INSTRUCTIONS TO FOLLOW: Repeat the material exactly as it appears.

==================================================

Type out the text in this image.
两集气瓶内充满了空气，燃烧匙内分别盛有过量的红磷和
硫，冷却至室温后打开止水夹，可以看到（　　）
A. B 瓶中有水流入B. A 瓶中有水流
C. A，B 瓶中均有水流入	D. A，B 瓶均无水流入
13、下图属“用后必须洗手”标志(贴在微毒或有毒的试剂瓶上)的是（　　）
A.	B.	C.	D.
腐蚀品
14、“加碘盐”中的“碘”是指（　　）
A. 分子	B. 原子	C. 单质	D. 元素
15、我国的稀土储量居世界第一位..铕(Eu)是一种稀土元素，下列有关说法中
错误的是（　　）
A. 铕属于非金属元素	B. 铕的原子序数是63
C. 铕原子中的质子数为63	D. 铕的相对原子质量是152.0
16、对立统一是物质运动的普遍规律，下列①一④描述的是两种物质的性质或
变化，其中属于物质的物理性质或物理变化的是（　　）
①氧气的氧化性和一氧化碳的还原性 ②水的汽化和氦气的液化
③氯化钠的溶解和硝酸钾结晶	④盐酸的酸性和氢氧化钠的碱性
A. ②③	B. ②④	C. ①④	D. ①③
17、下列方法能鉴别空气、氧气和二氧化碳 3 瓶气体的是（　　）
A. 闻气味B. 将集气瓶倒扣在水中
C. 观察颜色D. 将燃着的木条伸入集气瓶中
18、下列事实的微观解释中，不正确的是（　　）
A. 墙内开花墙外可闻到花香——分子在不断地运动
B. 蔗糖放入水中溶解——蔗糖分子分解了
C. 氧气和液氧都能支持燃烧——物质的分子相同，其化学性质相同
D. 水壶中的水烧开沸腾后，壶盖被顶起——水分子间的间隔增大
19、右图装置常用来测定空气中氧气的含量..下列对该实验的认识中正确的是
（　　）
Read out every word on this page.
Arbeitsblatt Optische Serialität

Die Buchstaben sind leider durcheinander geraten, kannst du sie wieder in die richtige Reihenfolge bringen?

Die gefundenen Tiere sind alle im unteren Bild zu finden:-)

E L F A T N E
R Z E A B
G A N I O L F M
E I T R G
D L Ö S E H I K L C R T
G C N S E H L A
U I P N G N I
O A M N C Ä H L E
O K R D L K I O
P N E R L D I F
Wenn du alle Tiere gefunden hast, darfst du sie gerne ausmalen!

==================================================

ANSWER FOR THE TASK:
Type out the text in this image.
两集气瓶内充满了空气，燃烧匙内分别盛有过量的红磷和
硫，冷却至室温后打开止水夹，可以看到（　　）
A. B 瓶中有水流入B. A 瓶中有水流
C. A，B 瓶中均有水流入	D. A，B 瓶均无水流入
13、下图属“用后必须洗手”标志(贴在微毒或有毒的试剂瓶上)的是（　　）
A.	B.	C.	D.
腐蚀品
14、“加碘盐”中的“碘”是指（　　）
A. 分子	B. 原子	C. 单质	D. 元素
15、我国的稀土储量居世界第一位..铕(Eu)是一种稀土元素，下列有关说法中
错误的是（　　）
A. 铕属于非金属元素	B. 铕的原子序数是63
C. 铕原子中的质子数为63	D. 铕的相对原子质量是152.0
16、对立统一是物质运动的普遍规律，下列①一④描述的是两种物质的性质或
变化，其中属于物质的物理性质或物理变化的是（　　）
①氧气的氧化性和一氧化碳的还原性 ②水的汽化和氦气的液化
③氯化钠的溶解和硝酸钾结晶	④盐酸的酸性和氢氧化钠的碱性
A. ②③	B. ②④	C. ①④	D. ①③
17、下列方法能鉴别空气、氧气和二氧化碳 3 瓶气体的是（　　）
A. 闻气味B. 将集气瓶倒扣在水中
C. 观察颜色D. 将燃着的木条伸入集气瓶中
18、下列事实的微观解释中，不正确的是（　　）
A. 墙内开花墙外可闻到花香——分子在不断地运动
B. 蔗糖放入水中溶解——蔗糖分子分解了
C. 氧气和液氧都能支持燃烧——物质的分子相同，其化学性质相同
D. 水壶中的水烧开沸腾后，壶盖被顶起——水分子间的间隔增大
19、右图装置常用来测定空气中氧气的含量..下列对该实验的认识中正确的是
（　　）
Read out every word on this page.
Arbeitsblatt Optische Serialität

Die Buchstaben sind leider durcheinander geraten, kannst du sie wieder in die richtige Reihenfolge bringen?

Die gefundenen Tiere sind alle im unteren Bild zu finden:-)

E L F A T N E
R Z E A B
G A N I O L F M
E I T R G
D L Ö S E H I K L C R T
G C N S E H L A
U I P N G N I
O A M N C Ä H L E
O K R D L K I O
P N E R L D I F
Wenn du alle Tiere gefunden hast, darfst du sie gerne ausmalen!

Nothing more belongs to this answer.